- _EXERCISE MATERIALS_:
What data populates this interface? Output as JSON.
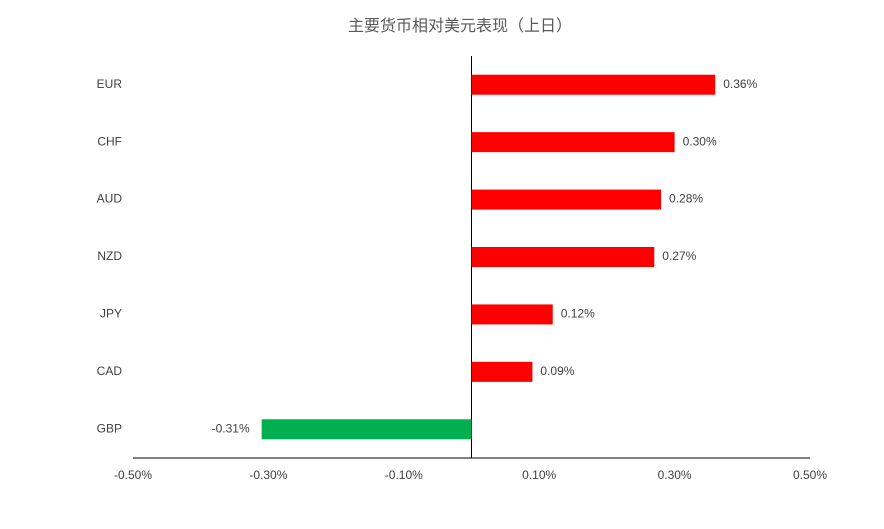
{
  "chart_data": {
    "type": "barh",
    "title": "主要货币相对美元表现（上日）",
    "categories": [
      "EUR",
      "CHF",
      "AUD",
      "NZD",
      "JPY",
      "CAD",
      "GBP"
    ],
    "values": [
      0.36,
      0.3,
      0.28,
      0.27,
      0.12,
      0.09,
      -0.31
    ],
    "value_labels": [
      "0.36%",
      "0.30%",
      "0.28%",
      "0.27%",
      "0.12%",
      "0.09%",
      "-0.31%"
    ],
    "colors": [
      "#ff0000",
      "#ff0000",
      "#ff0000",
      "#ff0000",
      "#ff0000",
      "#ff0000",
      "#00b050"
    ],
    "xlim": [
      -0.5,
      0.5
    ],
    "xticks": [
      {
        "value": -0.5,
        "label": "-0.50%"
      },
      {
        "value": -0.3,
        "label": "-0.30%"
      },
      {
        "value": -0.1,
        "label": "-0.10%"
      },
      {
        "value": 0.1,
        "label": "0.10%"
      },
      {
        "value": 0.3,
        "label": "0.30%"
      },
      {
        "value": 0.5,
        "label": "0.50%"
      }
    ]
  }
}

- _TASK DIRECTIONS_:
Write out all the records again, exactly, minus any pictures.

- _FINISHED EXERCISE_:
What data populates this interface? Output as JSON.
{
  "chart_data": {
    "type": "barh",
    "title": "主要货币相对美元表现（上日）",
    "categories": [
      "EUR",
      "CHF",
      "AUD",
      "NZD",
      "JPY",
      "CAD",
      "GBP"
    ],
    "values": [
      0.36,
      0.3,
      0.28,
      0.27,
      0.12,
      0.09,
      -0.31
    ],
    "value_labels": [
      "0.36%",
      "0.30%",
      "0.28%",
      "0.27%",
      "0.12%",
      "0.09%",
      "-0.31%"
    ],
    "colors": [
      "#ff0000",
      "#ff0000",
      "#ff0000",
      "#ff0000",
      "#ff0000",
      "#ff0000",
      "#00b050"
    ],
    "xlim": [
      -0.5,
      0.5
    ],
    "xticks": [
      {
        "value": -0.5,
        "label": "-0.50%"
      },
      {
        "value": -0.3,
        "label": "-0.30%"
      },
      {
        "value": -0.1,
        "label": "-0.10%"
      },
      {
        "value": 0.1,
        "label": "0.10%"
      },
      {
        "value": 0.3,
        "label": "0.30%"
      },
      {
        "value": 0.5,
        "label": "0.50%"
      }
    ]
  }
}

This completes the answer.